EXERCISE | Below is a block of records: output all of them exactly and leave out the pictures.
** start ENTRIES **
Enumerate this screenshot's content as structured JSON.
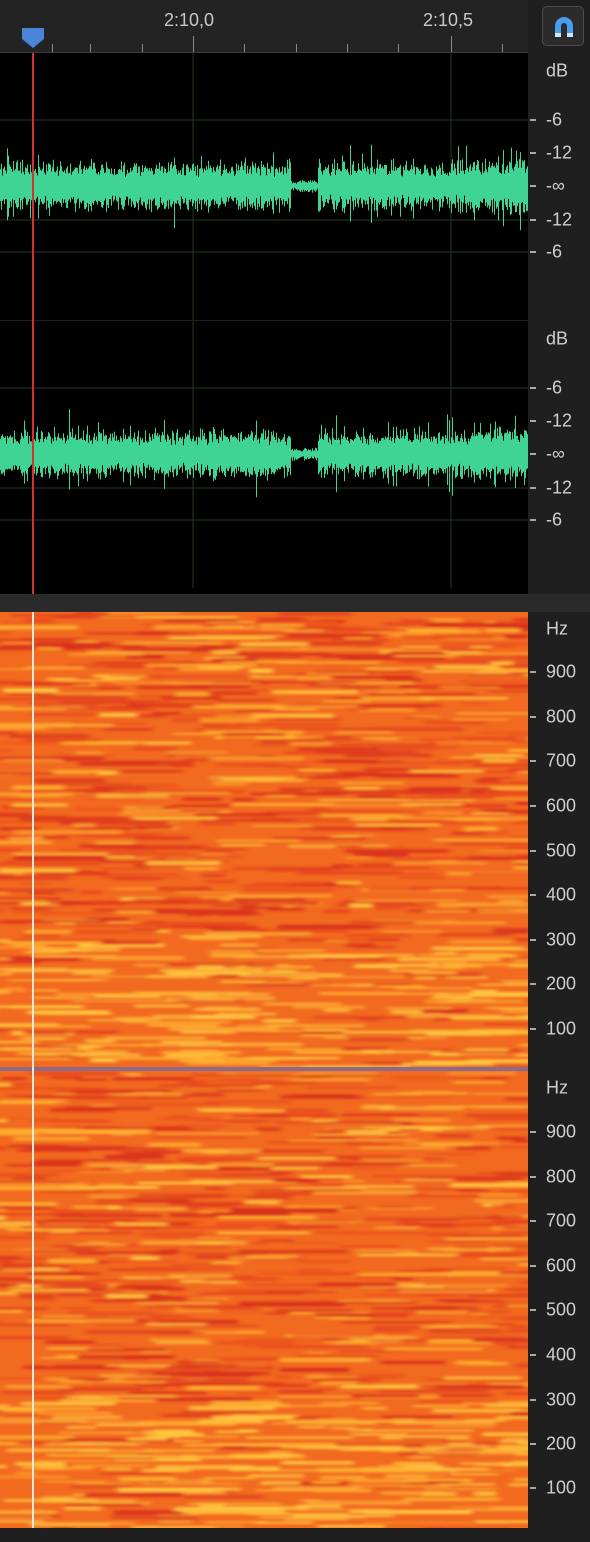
{
  "ruler": {
    "time_labels": [
      "2:10,0",
      "2:10,5"
    ]
  },
  "toolbar": {
    "snap_icon": "magnet-icon"
  },
  "waveform_channels": [
    {
      "scale_unit": "dB",
      "scale_labels": [
        "-6",
        "-12",
        "-∞",
        "-12",
        "-6"
      ]
    },
    {
      "scale_unit": "dB",
      "scale_labels": [
        "-6",
        "-12",
        "-∞",
        "-12",
        "-6"
      ]
    }
  ],
  "spectral_channels": [
    {
      "scale_unit": "Hz",
      "scale_labels": [
        "900",
        "800",
        "700",
        "600",
        "500",
        "400",
        "300",
        "200",
        "100"
      ]
    },
    {
      "scale_unit": "Hz",
      "scale_labels": [
        "900",
        "800",
        "700",
        "600",
        "500",
        "400",
        "300",
        "200",
        "100"
      ]
    }
  ],
  "colors": {
    "waveform": "#3fd394",
    "playhead": "#d2332c",
    "playhead_spectral": "#f0e6e0",
    "playhead_marker": "#4a86d8",
    "spectral_low": "#d8301c",
    "spectral_mid": "#f26a20",
    "spectral_high": "#ffc840"
  }
}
** end ENTRIES **
WRITTEN SOLUTION |
Enumerate this screenshot's content as structured JSON.
{
  "ruler": {
    "time_labels": [
      "2:10,0",
      "2:10,5"
    ]
  },
  "toolbar": {
    "snap_icon": "magnet-icon"
  },
  "waveform_channels": [
    {
      "scale_unit": "dB",
      "scale_labels": [
        "-6",
        "-12",
        "-∞",
        "-12",
        "-6"
      ]
    },
    {
      "scale_unit": "dB",
      "scale_labels": [
        "-6",
        "-12",
        "-∞",
        "-12",
        "-6"
      ]
    }
  ],
  "spectral_channels": [
    {
      "scale_unit": "Hz",
      "scale_labels": [
        "900",
        "800",
        "700",
        "600",
        "500",
        "400",
        "300",
        "200",
        "100"
      ]
    },
    {
      "scale_unit": "Hz",
      "scale_labels": [
        "900",
        "800",
        "700",
        "600",
        "500",
        "400",
        "300",
        "200",
        "100"
      ]
    }
  ],
  "colors": {
    "waveform": "#3fd394",
    "playhead": "#d2332c",
    "playhead_spectral": "#f0e6e0",
    "playhead_marker": "#4a86d8",
    "spectral_low": "#d8301c",
    "spectral_mid": "#f26a20",
    "spectral_high": "#ffc840"
  }
}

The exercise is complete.